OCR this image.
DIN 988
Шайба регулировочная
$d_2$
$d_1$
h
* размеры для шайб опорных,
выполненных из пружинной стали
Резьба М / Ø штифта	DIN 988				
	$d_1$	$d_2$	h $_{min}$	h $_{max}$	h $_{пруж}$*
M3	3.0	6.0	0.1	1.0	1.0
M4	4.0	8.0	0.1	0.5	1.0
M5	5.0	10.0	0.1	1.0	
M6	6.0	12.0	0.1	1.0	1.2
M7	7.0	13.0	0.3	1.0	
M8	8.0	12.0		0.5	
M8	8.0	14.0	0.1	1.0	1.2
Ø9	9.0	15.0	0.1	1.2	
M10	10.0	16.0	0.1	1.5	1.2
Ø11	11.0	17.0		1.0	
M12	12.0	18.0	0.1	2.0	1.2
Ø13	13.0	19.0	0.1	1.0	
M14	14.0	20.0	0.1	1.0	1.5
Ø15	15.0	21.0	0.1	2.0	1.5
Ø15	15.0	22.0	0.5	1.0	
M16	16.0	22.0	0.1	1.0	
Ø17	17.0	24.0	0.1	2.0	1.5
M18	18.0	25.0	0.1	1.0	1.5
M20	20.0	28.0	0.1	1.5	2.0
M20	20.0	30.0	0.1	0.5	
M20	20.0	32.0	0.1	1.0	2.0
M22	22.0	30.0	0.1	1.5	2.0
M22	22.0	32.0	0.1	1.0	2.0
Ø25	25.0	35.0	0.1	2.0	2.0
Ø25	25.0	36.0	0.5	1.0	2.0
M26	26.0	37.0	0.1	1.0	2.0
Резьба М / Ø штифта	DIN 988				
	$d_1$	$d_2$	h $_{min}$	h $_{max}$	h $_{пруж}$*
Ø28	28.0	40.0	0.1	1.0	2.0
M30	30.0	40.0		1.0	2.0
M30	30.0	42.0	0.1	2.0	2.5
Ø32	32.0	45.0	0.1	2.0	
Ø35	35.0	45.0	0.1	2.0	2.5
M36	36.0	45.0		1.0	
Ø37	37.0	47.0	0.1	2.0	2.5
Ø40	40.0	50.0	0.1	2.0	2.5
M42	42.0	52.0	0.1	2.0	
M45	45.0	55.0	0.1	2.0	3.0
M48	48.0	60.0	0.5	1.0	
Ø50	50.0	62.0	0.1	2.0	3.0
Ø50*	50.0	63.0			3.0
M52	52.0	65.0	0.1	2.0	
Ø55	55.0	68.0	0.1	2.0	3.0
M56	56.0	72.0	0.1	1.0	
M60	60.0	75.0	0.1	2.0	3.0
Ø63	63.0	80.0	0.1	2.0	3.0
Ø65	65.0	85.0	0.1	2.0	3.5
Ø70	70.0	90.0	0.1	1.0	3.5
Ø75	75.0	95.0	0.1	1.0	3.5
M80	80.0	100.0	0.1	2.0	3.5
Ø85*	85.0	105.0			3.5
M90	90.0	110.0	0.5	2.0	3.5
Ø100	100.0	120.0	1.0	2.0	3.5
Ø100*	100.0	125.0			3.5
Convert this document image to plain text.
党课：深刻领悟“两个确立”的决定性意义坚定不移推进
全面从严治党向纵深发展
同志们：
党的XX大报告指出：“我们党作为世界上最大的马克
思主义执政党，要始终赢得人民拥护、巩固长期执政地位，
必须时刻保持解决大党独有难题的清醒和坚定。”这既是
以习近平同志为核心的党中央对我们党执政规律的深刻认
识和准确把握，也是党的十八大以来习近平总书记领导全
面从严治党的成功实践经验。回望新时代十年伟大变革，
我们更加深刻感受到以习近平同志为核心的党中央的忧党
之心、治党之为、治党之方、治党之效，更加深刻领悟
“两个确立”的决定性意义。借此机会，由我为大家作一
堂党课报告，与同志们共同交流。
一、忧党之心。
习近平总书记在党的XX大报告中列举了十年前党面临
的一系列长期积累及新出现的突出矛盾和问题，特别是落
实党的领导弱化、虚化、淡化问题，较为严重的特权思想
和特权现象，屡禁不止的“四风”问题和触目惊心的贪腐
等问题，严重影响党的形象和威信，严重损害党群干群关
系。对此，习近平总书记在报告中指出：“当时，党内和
____
_OBJECTIVE_: Look for the word "image" in every line of the listing and copy the lines that have it.

_ANSWER FOR THE TASK_:
OCR this image.
Convert this document image to plain text.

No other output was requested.